§ **EXERCISE GOAL**: Copy every entry exactly.

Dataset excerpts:
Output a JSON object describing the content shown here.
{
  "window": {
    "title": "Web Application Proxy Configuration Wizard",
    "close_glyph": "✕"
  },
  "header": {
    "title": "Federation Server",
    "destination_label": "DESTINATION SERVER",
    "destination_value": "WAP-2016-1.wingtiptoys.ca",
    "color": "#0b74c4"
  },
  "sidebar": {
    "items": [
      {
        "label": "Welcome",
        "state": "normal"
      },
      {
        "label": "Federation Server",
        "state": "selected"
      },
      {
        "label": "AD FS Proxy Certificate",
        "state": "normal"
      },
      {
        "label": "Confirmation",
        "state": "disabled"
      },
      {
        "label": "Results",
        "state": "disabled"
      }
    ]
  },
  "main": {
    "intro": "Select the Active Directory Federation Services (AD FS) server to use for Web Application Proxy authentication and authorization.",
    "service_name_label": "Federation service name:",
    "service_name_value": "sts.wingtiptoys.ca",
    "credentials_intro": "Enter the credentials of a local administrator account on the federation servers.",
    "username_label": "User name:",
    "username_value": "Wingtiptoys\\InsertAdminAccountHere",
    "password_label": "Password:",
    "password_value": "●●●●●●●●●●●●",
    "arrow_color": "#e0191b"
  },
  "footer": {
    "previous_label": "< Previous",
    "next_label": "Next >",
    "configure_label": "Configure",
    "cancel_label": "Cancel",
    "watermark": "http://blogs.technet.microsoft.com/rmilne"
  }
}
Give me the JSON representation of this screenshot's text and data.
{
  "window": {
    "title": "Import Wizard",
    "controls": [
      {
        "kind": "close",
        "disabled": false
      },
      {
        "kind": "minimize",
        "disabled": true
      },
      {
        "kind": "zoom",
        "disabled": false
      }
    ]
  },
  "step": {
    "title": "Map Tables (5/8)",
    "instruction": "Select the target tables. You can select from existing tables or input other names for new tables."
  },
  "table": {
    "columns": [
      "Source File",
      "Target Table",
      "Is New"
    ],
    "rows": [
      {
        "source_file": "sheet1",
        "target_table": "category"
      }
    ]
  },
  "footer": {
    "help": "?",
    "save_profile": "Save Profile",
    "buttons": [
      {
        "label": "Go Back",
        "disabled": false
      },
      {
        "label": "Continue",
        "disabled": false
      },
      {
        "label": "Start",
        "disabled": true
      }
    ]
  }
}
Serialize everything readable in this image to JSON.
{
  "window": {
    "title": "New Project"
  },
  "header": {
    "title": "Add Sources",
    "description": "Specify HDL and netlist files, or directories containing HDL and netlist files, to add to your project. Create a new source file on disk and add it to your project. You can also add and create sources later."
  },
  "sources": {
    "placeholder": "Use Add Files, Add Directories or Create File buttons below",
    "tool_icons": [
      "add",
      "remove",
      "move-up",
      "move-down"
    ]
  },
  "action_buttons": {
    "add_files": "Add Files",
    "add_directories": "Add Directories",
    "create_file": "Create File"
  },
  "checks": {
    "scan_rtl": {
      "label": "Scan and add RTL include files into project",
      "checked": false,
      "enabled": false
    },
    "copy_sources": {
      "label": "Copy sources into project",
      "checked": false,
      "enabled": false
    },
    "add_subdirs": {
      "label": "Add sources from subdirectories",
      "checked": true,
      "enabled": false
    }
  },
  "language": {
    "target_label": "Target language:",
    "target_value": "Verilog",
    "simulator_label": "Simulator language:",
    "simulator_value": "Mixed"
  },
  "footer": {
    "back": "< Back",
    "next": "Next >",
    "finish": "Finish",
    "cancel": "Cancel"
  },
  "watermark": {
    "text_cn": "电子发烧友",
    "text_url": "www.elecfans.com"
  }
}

§ **SOLUTION TO THIS EXERCISE**:
Output a JSON object describing the content shown here.
{
  "window": {
    "title": "Web Application Proxy Configuration Wizard",
    "close_glyph": "✕"
  },
  "header": {
    "title": "Federation Server",
    "destination_label": "DESTINATION SERVER",
    "destination_value": "WAP-2016-1.wingtiptoys.ca",
    "color": "#0b74c4"
  },
  "sidebar": {
    "items": [
      {
        "label": "Welcome",
        "state": "normal"
      },
      {
        "label": "Federation Server",
        "state": "selected"
      },
      {
        "label": "AD FS Proxy Certificate",
        "state": "normal"
      },
      {
        "label": "Confirmation",
        "state": "disabled"
      },
      {
        "label": "Results",
        "state": "disabled"
      }
    ]
  },
  "main": {
    "intro": "Select the Active Directory Federation Services (AD FS) server to use for Web Application Proxy authentication and authorization.",
    "service_name_label": "Federation service name:",
    "service_name_value": "sts.wingtiptoys.ca",
    "credentials_intro": "Enter the credentials of a local administrator account on the federation servers.",
    "username_label": "User name:",
    "username_value": "Wingtiptoys\\InsertAdminAccountHere",
    "password_label": "Password:",
    "password_value": "●●●●●●●●●●●●",
    "arrow_color": "#e0191b"
  },
  "footer": {
    "previous_label": "< Previous",
    "next_label": "Next >",
    "configure_label": "Configure",
    "cancel_label": "Cancel",
    "watermark": "http://blogs.technet.microsoft.com/rmilne"
  }
}
Give me the JSON representation of this screenshot's text and data.
{
  "window": {
    "title": "Import Wizard",
    "controls": [
      {
        "kind": "close",
        "disabled": false
      },
      {
        "kind": "minimize",
        "disabled": true
      },
      {
        "kind": "zoom",
        "disabled": false
      }
    ]
  },
  "step": {
    "title": "Map Tables (5/8)",
    "instruction": "Select the target tables. You can select from existing tables or input other names for new tables."
  },
  "table": {
    "columns": [
      "Source File",
      "Target Table",
      "Is New"
    ],
    "rows": [
      {
        "source_file": "sheet1",
        "target_table": "category"
      }
    ]
  },
  "footer": {
    "help": "?",
    "save_profile": "Save Profile",
    "buttons": [
      {
        "label": "Go Back",
        "disabled": false
      },
      {
        "label": "Continue",
        "disabled": false
      },
      {
        "label": "Start",
        "disabled": true
      }
    ]
  }
}
Serialize everything readable in this image to JSON.
{
  "window": {
    "title": "New Project"
  },
  "header": {
    "title": "Add Sources",
    "description": "Specify HDL and netlist files, or directories containing HDL and netlist files, to add to your project. Create a new source file on disk and add it to your project. You can also add and create sources later."
  },
  "sources": {
    "placeholder": "Use Add Files, Add Directories or Create File buttons below",
    "tool_icons": [
      "add",
      "remove",
      "move-up",
      "move-down"
    ]
  },
  "action_buttons": {
    "add_files": "Add Files",
    "add_directories": "Add Directories",
    "create_file": "Create File"
  },
  "checks": {
    "scan_rtl": {
      "label": "Scan and add RTL include files into project",
      "checked": false,
      "enabled": false
    },
    "copy_sources": {
      "label": "Copy sources into project",
      "checked": false,
      "enabled": false
    },
    "add_subdirs": {
      "label": "Add sources from subdirectories",
      "checked": true,
      "enabled": false
    }
  },
  "language": {
    "target_label": "Target language:",
    "target_value": "Verilog",
    "simulator_label": "Simulator language:",
    "simulator_value": "Mixed"
  },
  "footer": {
    "back": "< Back",
    "next": "Next >",
    "finish": "Finish",
    "cancel": "Cancel"
  },
  "watermark": {
    "text_cn": "电子发烧友",
    "text_url": "www.elecfans.com"
  }
}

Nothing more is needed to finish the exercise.